* [Ausgangstext]:
---+---
Reise durch Indien
City-Tour Mysore
Frisch gestärkt mit einem kontinentalen Frühstück - im Birchermüesli waren ein paar frische Rüebli geraffelt, sonst war es absolut autentisch - warte ich am Vormittag auf meinen Tuktukfahrer. Shariff will mir ein paar Orte in Mysore zeigen.
Zuerst steuern wir den Hügel mit der Antenne an. Dort oben soll es einen berühmten Tempel geben. "Kann dein Gefährt dort hinauf fahren?" frage ich vorsichtig, doch Shariff lacht. Da fährt er jede Woche ein paarmal hin. So ein Tuktuk ist nicht zu unterschätzen.
Langsam aber stetig tuckern wir aufwärts, werden von Motorrädern überholt und überholen selbst was auch immer uns in den Weg gerät. Bei den Aussichtspunkten fahren wir vorbei, als Shariff plötzlich sein Gefährt anhält. Was will er mir hier zeigen? Die Aussicht wird von Bäumen und Büschen verstellt, es gibt hier rein gar nichts Interessantes zu sehen. Doch gefehlt.
"Weiss du, was das ist?" will er wissen und zeigt auf die Büsche hinter der niedrigen Strassenmauer. "Das ist Sandelholz. Zwar ist dieser Busch jetzt noch jung und er sondert keinen Duft ab. Ist noch ein Babybaum mit Babyblättern. Doch in ein paar Jahren, wenn der Baum gross ist, kann man das Holz schlagen und das duftende Öl daraus gewinnen. Sandelholz wächst vor allem hier in der Gegend. Der Duft ist im Holz, wo man es herauspressen kann. Benutzt wird es vor allem für Rituale, bei Hochzeiten, für Meditation".
Das Öl und die Essenzen sind sehr teuer, das habe ich schon beim Dufthändler gesehen. Auch werden aus Sandelholz verschiedene Gegenstände gemacht. Fächer werden mir zum Beispiel überall angeboten und auch bei den Intarsien wird das Holz manchmal verwendet.
---+---
* [Datenzeilen]:
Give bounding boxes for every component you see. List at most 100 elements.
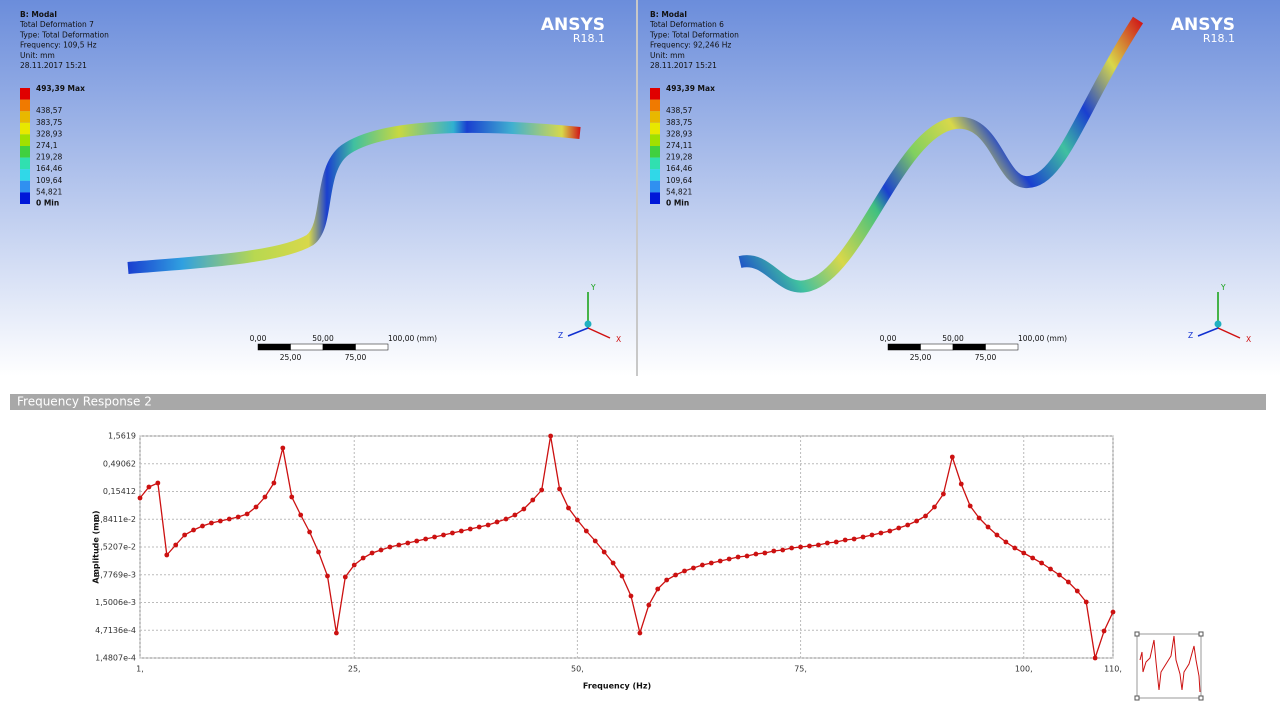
---+---
* [Deine Aufgaben]:
**a)** Beantworte anhand des Ausgangstexts folgende Fragen:
(i) Wie heißt der Tuktukfahrer?
(ii) Wo soll es einen berühmten Tempel geben?
(iii) Was wird aus Sandelholz gemacht und überall angeboten?
**b)** Schreibe den Abschnitt des Ausgangstexts, der mit "Zuerst steuern wir" beginnt und mit "nicht zu unterschätzen." endet, erneut ab und ersetze darin "Hügel" durch "Berg".
Stütze dich ausschließlich auf den Ausgangstext.

* [Lösungen]:
**a)**
(i) Shariff
(ii) Oben auf dem Hügel mit der Antenne
(iii) Fächer

**b)**
Zuerst steuern wir den Berg mit der Antenne an. Dort oben soll es einen berühmten Tempel geben. "Kann dein Gefährt dort hinauf fahren?" frage ich vorsichtig, doch Shariff lacht. Da fährt er jede Woche ein paarmal hin. So ein Tuktuk ist nicht zu unterschätzen.